Write out every entry precisely as given, leaving the pictures out.

Collected data entries:
>> Begin
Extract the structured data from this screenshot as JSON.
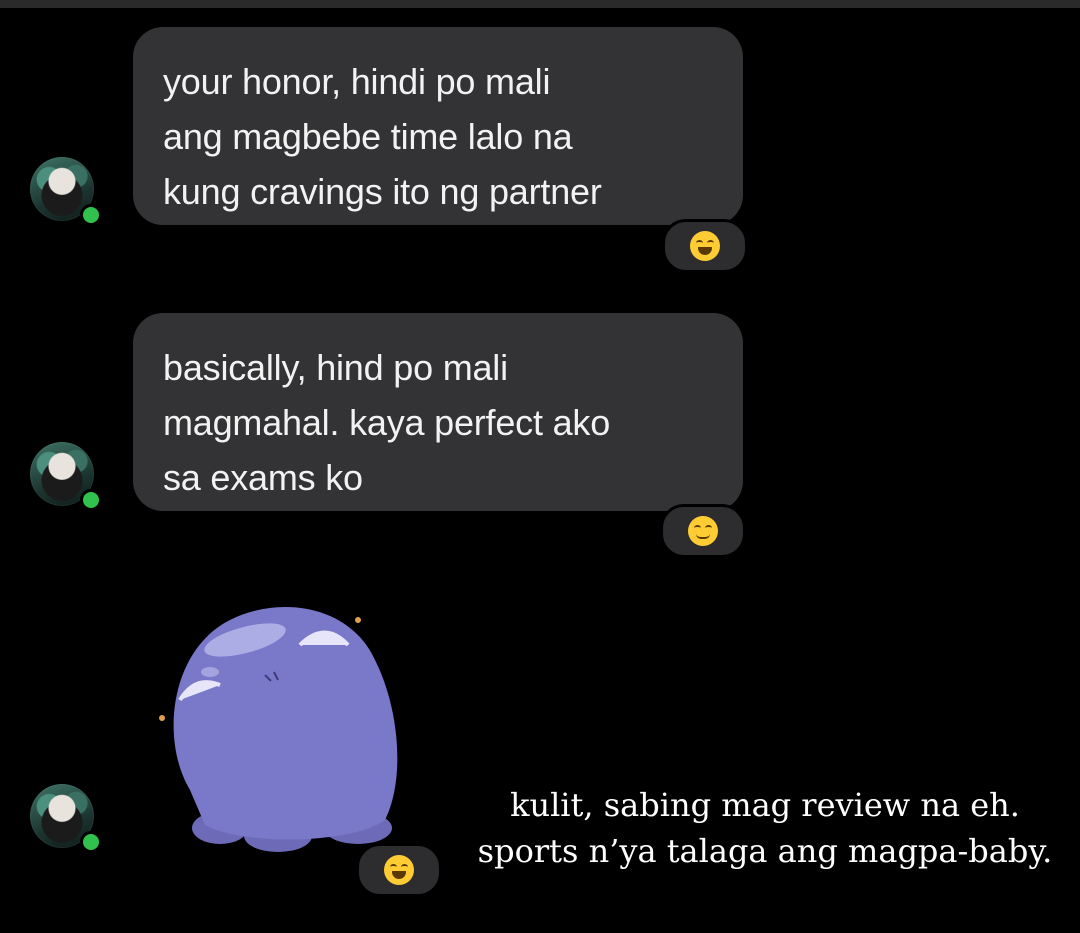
{
  "messages": [
    {
      "lines": [
        "your honor, hindi po mali",
        "ang magbebe time lalo na",
        "kung cravings ito ng partner"
      ],
      "reaction": "laughing-emoji"
    },
    {
      "lines": [
        "basically, hind po mali",
        "magmahal. kaya perfect ako",
        "sa exams ko"
      ],
      "reaction": "relieved-emoji"
    },
    {
      "sticker": "purple-blob-sticker",
      "reaction": "laughing-emoji"
    }
  ],
  "caption": {
    "lines": [
      "kulit, sabing mag review na eh.",
      "sports n’ya talaga ang magpa-baby."
    ]
  },
  "colors": {
    "background": "#000000",
    "bubble": "#333335",
    "online_status": "#31c24d",
    "sticker_purple": "#7a78c8"
  }
}
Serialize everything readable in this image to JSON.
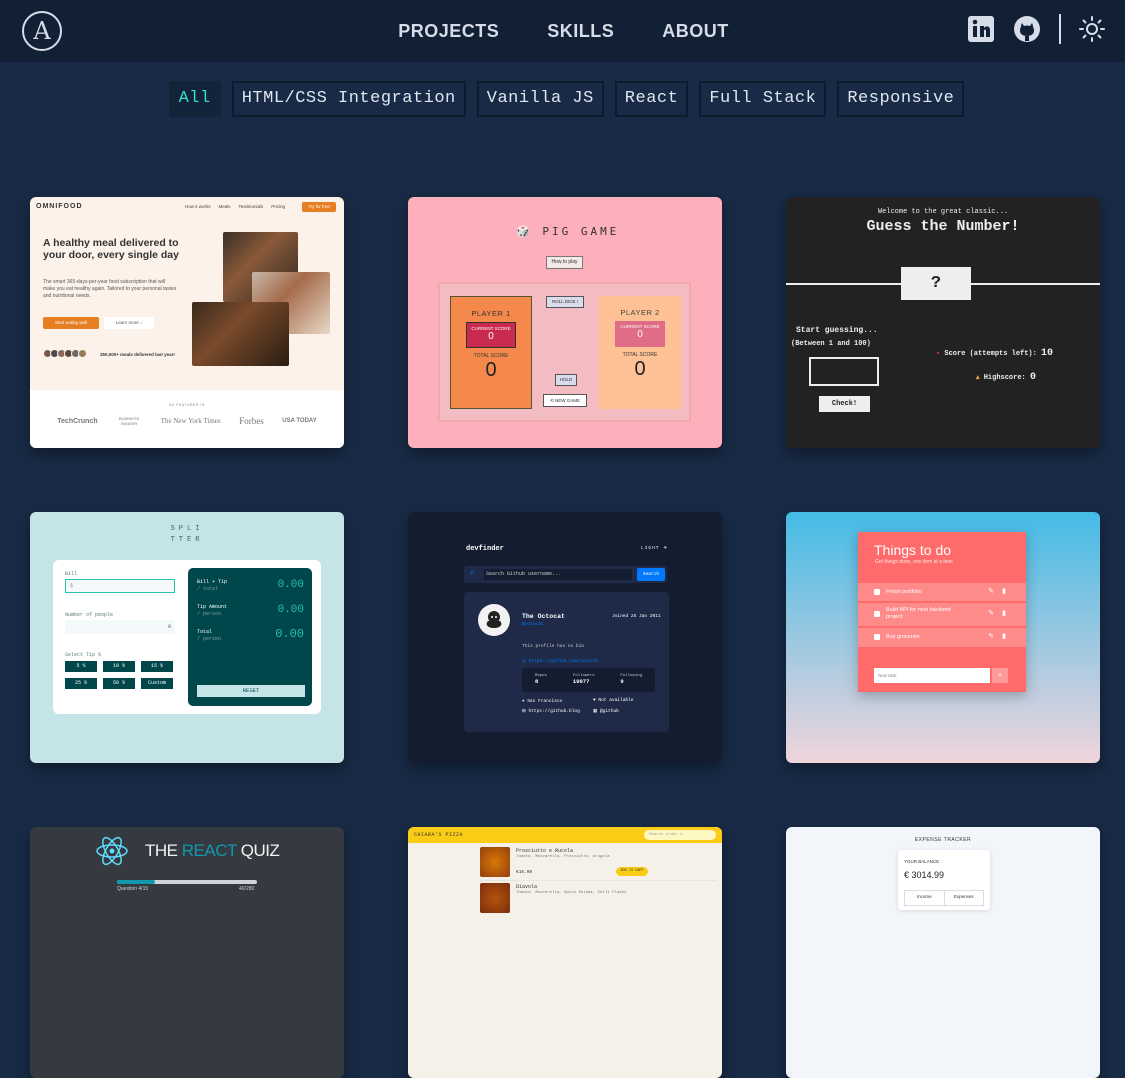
>> End
FINAL RESULT:
Extract the structured data from this screenshot as JSON.
{
  "messages": [
    {
      "lines": [
        "your honor, hindi po mali",
        "ang magbebe time lalo na",
        "kung cravings ito ng partner"
      ],
      "reaction": "laughing-emoji"
    },
    {
      "lines": [
        "basically, hind po mali",
        "magmahal. kaya perfect ako",
        "sa exams ko"
      ],
      "reaction": "relieved-emoji"
    },
    {
      "sticker": "purple-blob-sticker",
      "reaction": "laughing-emoji"
    }
  ],
  "caption": {
    "lines": [
      "kulit, sabing mag review na eh.",
      "sports n’ya talaga ang magpa-baby."
    ]
  },
  "colors": {
    "background": "#000000",
    "bubble": "#333335",
    "online_status": "#31c24d",
    "sticker_purple": "#7a78c8"
  }
}
Serialize everything readable in this image to JSON.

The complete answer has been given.